**Task requirements:**
Retype the material that follows, keeping every word as it is.

**Supplied records:**
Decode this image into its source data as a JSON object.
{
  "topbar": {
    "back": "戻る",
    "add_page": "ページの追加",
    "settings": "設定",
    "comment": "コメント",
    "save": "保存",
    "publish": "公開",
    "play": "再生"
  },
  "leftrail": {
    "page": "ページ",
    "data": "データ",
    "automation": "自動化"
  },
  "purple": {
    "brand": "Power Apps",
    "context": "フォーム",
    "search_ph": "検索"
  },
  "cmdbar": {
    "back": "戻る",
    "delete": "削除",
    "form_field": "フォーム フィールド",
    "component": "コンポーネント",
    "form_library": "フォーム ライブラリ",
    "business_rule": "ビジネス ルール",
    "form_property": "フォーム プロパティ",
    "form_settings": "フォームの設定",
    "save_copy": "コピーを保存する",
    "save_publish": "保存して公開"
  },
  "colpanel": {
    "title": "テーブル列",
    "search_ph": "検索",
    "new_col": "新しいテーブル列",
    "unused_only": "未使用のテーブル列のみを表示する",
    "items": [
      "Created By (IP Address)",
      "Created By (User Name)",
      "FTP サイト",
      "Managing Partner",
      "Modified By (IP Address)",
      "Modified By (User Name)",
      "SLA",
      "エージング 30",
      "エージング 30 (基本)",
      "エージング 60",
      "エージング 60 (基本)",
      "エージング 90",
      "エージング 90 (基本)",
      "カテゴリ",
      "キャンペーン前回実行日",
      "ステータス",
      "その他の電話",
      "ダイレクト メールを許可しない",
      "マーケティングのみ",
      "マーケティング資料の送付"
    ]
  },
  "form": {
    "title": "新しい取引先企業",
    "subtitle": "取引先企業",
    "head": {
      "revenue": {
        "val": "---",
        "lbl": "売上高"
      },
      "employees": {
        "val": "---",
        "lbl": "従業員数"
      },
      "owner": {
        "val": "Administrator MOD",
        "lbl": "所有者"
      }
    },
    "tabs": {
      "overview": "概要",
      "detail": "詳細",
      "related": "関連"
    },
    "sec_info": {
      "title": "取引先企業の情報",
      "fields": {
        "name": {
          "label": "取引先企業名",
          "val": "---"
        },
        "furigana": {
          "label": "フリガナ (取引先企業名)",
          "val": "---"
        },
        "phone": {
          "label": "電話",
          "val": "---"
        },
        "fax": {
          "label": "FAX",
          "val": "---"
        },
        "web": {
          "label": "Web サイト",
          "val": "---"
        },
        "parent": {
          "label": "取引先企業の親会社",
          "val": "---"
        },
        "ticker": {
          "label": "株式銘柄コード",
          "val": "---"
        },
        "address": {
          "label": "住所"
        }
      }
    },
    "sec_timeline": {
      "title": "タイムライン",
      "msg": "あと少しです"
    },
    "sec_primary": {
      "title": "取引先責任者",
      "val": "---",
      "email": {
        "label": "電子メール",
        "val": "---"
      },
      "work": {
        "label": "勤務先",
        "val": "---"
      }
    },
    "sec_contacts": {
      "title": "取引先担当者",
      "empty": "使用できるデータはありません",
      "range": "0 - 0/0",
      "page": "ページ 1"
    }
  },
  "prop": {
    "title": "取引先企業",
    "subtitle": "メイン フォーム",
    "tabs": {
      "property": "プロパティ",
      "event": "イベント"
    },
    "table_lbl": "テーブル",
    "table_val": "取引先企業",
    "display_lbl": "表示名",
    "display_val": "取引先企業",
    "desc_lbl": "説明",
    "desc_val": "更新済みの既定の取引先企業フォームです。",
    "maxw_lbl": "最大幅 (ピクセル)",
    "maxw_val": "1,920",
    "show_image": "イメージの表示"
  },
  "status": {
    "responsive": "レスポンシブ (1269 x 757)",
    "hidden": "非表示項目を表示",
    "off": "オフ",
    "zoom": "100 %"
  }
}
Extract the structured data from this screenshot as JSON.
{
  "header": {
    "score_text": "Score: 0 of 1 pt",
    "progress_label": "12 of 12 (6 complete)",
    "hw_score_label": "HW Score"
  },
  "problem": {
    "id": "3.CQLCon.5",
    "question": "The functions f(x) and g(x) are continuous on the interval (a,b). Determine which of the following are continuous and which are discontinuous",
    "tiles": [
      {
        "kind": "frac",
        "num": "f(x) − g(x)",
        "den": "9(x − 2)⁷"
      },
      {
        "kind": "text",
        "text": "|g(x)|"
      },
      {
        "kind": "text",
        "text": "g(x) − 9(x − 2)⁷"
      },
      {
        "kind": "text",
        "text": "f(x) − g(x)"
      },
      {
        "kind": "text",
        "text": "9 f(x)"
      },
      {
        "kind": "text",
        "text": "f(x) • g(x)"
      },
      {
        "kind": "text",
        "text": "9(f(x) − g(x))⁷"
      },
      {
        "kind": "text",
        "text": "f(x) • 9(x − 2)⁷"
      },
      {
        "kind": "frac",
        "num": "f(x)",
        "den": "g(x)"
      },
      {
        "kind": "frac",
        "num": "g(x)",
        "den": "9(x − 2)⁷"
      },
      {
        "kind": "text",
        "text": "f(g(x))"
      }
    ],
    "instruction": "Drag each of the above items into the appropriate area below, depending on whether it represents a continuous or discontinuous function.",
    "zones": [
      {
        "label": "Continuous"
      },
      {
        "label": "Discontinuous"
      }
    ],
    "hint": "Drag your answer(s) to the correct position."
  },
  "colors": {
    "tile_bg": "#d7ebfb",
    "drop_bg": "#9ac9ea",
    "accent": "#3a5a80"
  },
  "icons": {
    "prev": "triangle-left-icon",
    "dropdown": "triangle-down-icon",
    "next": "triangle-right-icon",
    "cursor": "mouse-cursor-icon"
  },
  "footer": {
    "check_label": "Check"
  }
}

**Response to the exercise:**
Decode this image into its source data as a JSON object.
{
  "topbar": {
    "back": "戻る",
    "add_page": "ページの追加",
    "settings": "設定",
    "comment": "コメント",
    "save": "保存",
    "publish": "公開",
    "play": "再生"
  },
  "leftrail": {
    "page": "ページ",
    "data": "データ",
    "automation": "自動化"
  },
  "purple": {
    "brand": "Power Apps",
    "context": "フォーム",
    "search_ph": "検索"
  },
  "cmdbar": {
    "back": "戻る",
    "delete": "削除",
    "form_field": "フォーム フィールド",
    "component": "コンポーネント",
    "form_library": "フォーム ライブラリ",
    "business_rule": "ビジネス ルール",
    "form_property": "フォーム プロパティ",
    "form_settings": "フォームの設定",
    "save_copy": "コピーを保存する",
    "save_publish": "保存して公開"
  },
  "colpanel": {
    "title": "テーブル列",
    "search_ph": "検索",
    "new_col": "新しいテーブル列",
    "unused_only": "未使用のテーブル列のみを表示する",
    "items": [
      "Created By (IP Address)",
      "Created By (User Name)",
      "FTP サイト",
      "Managing Partner",
      "Modified By (IP Address)",
      "Modified By (User Name)",
      "SLA",
      "エージング 30",
      "エージング 30 (基本)",
      "エージング 60",
      "エージング 60 (基本)",
      "エージング 90",
      "エージング 90 (基本)",
      "カテゴリ",
      "キャンペーン前回実行日",
      "ステータス",
      "その他の電話",
      "ダイレクト メールを許可しない",
      "マーケティングのみ",
      "マーケティング資料の送付"
    ]
  },
  "form": {
    "title": "新しい取引先企業",
    "subtitle": "取引先企業",
    "head": {
      "revenue": {
        "val": "---",
        "lbl": "売上高"
      },
      "employees": {
        "val": "---",
        "lbl": "従業員数"
      },
      "owner": {
        "val": "Administrator MOD",
        "lbl": "所有者"
      }
    },
    "tabs": {
      "overview": "概要",
      "detail": "詳細",
      "related": "関連"
    },
    "sec_info": {
      "title": "取引先企業の情報",
      "fields": {
        "name": {
          "label": "取引先企業名",
          "val": "---"
        },
        "furigana": {
          "label": "フリガナ (取引先企業名)",
          "val": "---"
        },
        "phone": {
          "label": "電話",
          "val": "---"
        },
        "fax": {
          "label": "FAX",
          "val": "---"
        },
        "web": {
          "label": "Web サイト",
          "val": "---"
        },
        "parent": {
          "label": "取引先企業の親会社",
          "val": "---"
        },
        "ticker": {
          "label": "株式銘柄コード",
          "val": "---"
        },
        "address": {
          "label": "住所"
        }
      }
    },
    "sec_timeline": {
      "title": "タイムライン",
      "msg": "あと少しです"
    },
    "sec_primary": {
      "title": "取引先責任者",
      "val": "---",
      "email": {
        "label": "電子メール",
        "val": "---"
      },
      "work": {
        "label": "勤務先",
        "val": "---"
      }
    },
    "sec_contacts": {
      "title": "取引先担当者",
      "empty": "使用できるデータはありません",
      "range": "0 - 0/0",
      "page": "ページ 1"
    }
  },
  "prop": {
    "title": "取引先企業",
    "subtitle": "メイン フォーム",
    "tabs": {
      "property": "プロパティ",
      "event": "イベント"
    },
    "table_lbl": "テーブル",
    "table_val": "取引先企業",
    "display_lbl": "表示名",
    "display_val": "取引先企業",
    "desc_lbl": "説明",
    "desc_val": "更新済みの既定の取引先企業フォームです。",
    "maxw_lbl": "最大幅 (ピクセル)",
    "maxw_val": "1,920",
    "show_image": "イメージの表示"
  },
  "status": {
    "responsive": "レスポンシブ (1269 x 757)",
    "hidden": "非表示項目を表示",
    "off": "オフ",
    "zoom": "100 %"
  }
}
Extract the structured data from this screenshot as JSON.
{
  "header": {
    "score_text": "Score: 0 of 1 pt",
    "progress_label": "12 of 12 (6 complete)",
    "hw_score_label": "HW Score"
  },
  "problem": {
    "id": "3.CQLCon.5",
    "question": "The functions f(x) and g(x) are continuous on the interval (a,b). Determine which of the following are continuous and which are discontinuous",
    "tiles": [
      {
        "kind": "frac",
        "num": "f(x) − g(x)",
        "den": "9(x − 2)⁷"
      },
      {
        "kind": "text",
        "text": "|g(x)|"
      },
      {
        "kind": "text",
        "text": "g(x) − 9(x − 2)⁷"
      },
      {
        "kind": "text",
        "text": "f(x) − g(x)"
      },
      {
        "kind": "text",
        "text": "9 f(x)"
      },
      {
        "kind": "text",
        "text": "f(x) • g(x)"
      },
      {
        "kind": "text",
        "text": "9(f(x) − g(x))⁷"
      },
      {
        "kind": "text",
        "text": "f(x) • 9(x − 2)⁷"
      },
      {
        "kind": "frac",
        "num": "f(x)",
        "den": "g(x)"
      },
      {
        "kind": "frac",
        "num": "g(x)",
        "den": "9(x − 2)⁷"
      },
      {
        "kind": "text",
        "text": "f(g(x))"
      }
    ],
    "instruction": "Drag each of the above items into the appropriate area below, depending on whether it represents a continuous or discontinuous function.",
    "zones": [
      {
        "label": "Continuous"
      },
      {
        "label": "Discontinuous"
      }
    ],
    "hint": "Drag your answer(s) to the correct position."
  },
  "colors": {
    "tile_bg": "#d7ebfb",
    "drop_bg": "#9ac9ea",
    "accent": "#3a5a80"
  },
  "icons": {
    "prev": "triangle-left-icon",
    "dropdown": "triangle-down-icon",
    "next": "triangle-right-icon",
    "cursor": "mouse-cursor-icon"
  },
  "footer": {
    "check_label": "Check"
  }
}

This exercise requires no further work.